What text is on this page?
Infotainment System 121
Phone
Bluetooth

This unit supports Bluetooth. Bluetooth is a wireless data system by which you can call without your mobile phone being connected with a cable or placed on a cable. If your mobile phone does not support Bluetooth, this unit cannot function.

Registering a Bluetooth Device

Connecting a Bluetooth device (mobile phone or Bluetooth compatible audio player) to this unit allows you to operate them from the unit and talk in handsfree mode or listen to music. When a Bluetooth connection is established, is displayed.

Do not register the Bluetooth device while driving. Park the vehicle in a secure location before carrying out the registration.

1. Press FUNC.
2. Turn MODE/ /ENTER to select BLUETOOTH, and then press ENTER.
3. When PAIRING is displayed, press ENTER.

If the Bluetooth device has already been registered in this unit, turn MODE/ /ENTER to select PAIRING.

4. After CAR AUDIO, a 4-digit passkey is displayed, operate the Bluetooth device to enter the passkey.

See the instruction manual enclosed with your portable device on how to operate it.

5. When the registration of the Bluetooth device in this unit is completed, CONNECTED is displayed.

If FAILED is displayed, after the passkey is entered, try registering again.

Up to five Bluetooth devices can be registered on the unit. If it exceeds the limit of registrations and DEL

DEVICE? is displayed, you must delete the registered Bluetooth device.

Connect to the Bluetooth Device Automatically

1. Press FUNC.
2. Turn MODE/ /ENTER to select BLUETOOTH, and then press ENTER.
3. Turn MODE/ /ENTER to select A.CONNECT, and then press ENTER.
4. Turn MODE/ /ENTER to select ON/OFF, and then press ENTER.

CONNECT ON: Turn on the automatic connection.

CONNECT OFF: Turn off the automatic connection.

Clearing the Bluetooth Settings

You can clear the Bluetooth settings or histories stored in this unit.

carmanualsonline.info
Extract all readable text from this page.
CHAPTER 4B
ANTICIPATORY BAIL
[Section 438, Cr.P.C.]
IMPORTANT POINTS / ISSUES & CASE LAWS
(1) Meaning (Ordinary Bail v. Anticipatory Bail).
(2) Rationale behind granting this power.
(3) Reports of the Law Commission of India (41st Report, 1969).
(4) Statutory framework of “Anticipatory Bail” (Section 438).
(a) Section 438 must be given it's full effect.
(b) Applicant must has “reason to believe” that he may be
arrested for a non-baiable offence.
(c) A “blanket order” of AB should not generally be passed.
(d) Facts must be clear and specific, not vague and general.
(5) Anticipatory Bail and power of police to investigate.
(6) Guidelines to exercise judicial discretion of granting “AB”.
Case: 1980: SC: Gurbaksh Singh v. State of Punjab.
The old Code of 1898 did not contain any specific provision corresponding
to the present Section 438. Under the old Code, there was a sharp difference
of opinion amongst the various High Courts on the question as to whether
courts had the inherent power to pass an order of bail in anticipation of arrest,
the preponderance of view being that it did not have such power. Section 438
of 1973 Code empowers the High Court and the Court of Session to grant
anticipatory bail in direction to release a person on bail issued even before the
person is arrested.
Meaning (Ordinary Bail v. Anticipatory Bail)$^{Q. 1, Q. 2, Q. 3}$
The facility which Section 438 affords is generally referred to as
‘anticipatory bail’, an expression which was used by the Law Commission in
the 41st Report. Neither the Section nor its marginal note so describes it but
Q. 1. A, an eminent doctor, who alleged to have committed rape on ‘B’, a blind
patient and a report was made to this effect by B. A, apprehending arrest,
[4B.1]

□ □ □ □ □

WHAT YOU SHOULD DO - Copy every record exactly, with nothing added or dropped.

ANSWER BELOW -
What text is on this page?
Infotainment System 121
Phone
Bluetooth

This unit supports Bluetooth. Bluetooth is a wireless data system by which you can call without your mobile phone being connected with a cable or placed on a cable. If your mobile phone does not support Bluetooth, this unit cannot function.

Registering a Bluetooth Device

Connecting a Bluetooth device (mobile phone or Bluetooth compatible audio player) to this unit allows you to operate them from the unit and talk in handsfree mode or listen to music. When a Bluetooth connection is established, is displayed.

Do not register the Bluetooth device while driving. Park the vehicle in a secure location before carrying out the registration.

1. Press FUNC.
2. Turn MODE/ /ENTER to select BLUETOOTH, and then press ENTER.
3. When PAIRING is displayed, press ENTER.

If the Bluetooth device has already been registered in this unit, turn MODE/ /ENTER to select PAIRING.

4. After CAR AUDIO, a 4-digit passkey is displayed, operate the Bluetooth device to enter the passkey.

See the instruction manual enclosed with your portable device on how to operate it.

5. When the registration of the Bluetooth device in this unit is completed, CONNECTED is displayed.

If FAILED is displayed, after the passkey is entered, try registering again.

Up to five Bluetooth devices can be registered on the unit. If it exceeds the limit of registrations and DEL

DEVICE? is displayed, you must delete the registered Bluetooth device.

Connect to the Bluetooth Device Automatically

1. Press FUNC.
2. Turn MODE/ /ENTER to select BLUETOOTH, and then press ENTER.
3. Turn MODE/ /ENTER to select A.CONNECT, and then press ENTER.
4. Turn MODE/ /ENTER to select ON/OFF, and then press ENTER.

CONNECT ON: Turn on the automatic connection.

CONNECT OFF: Turn off the automatic connection.

Clearing the Bluetooth Settings

You can clear the Bluetooth settings or histories stored in this unit.

carmanualsonline.info
Extract all readable text from this page.
CHAPTER 4B
ANTICIPATORY BAIL
[Section 438, Cr.P.C.]
IMPORTANT POINTS / ISSUES & CASE LAWS
(1) Meaning (Ordinary Bail v. Anticipatory Bail).
(2) Rationale behind granting this power.
(3) Reports of the Law Commission of India (41st Report, 1969).
(4) Statutory framework of “Anticipatory Bail” (Section 438).
(a) Section 438 must be given it's full effect.
(b) Applicant must has “reason to believe” that he may be
arrested for a non-baiable offence.
(c) A “blanket order” of AB should not generally be passed.
(d) Facts must be clear and specific, not vague and general.
(5) Anticipatory Bail and power of police to investigate.
(6) Guidelines to exercise judicial discretion of granting “AB”.
Case: 1980: SC: Gurbaksh Singh v. State of Punjab.
The old Code of 1898 did not contain any specific provision corresponding
to the present Section 438. Under the old Code, there was a sharp difference
of opinion amongst the various High Courts on the question as to whether
courts had the inherent power to pass an order of bail in anticipation of arrest,
the preponderance of view being that it did not have such power. Section 438
of 1973 Code empowers the High Court and the Court of Session to grant
anticipatory bail in direction to release a person on bail issued even before the
person is arrested.
Meaning (Ordinary Bail v. Anticipatory Bail)$^{Q. 1, Q. 2, Q. 3}$
The facility which Section 438 affords is generally referred to as
‘anticipatory bail’, an expression which was used by the Law Commission in
the 41st Report. Neither the Section nor its marginal note so describes it but
Q. 1. A, an eminent doctor, who alleged to have committed rape on ‘B’, a blind
patient and a report was made to this effect by B. A, apprehending arrest,
[4B.1]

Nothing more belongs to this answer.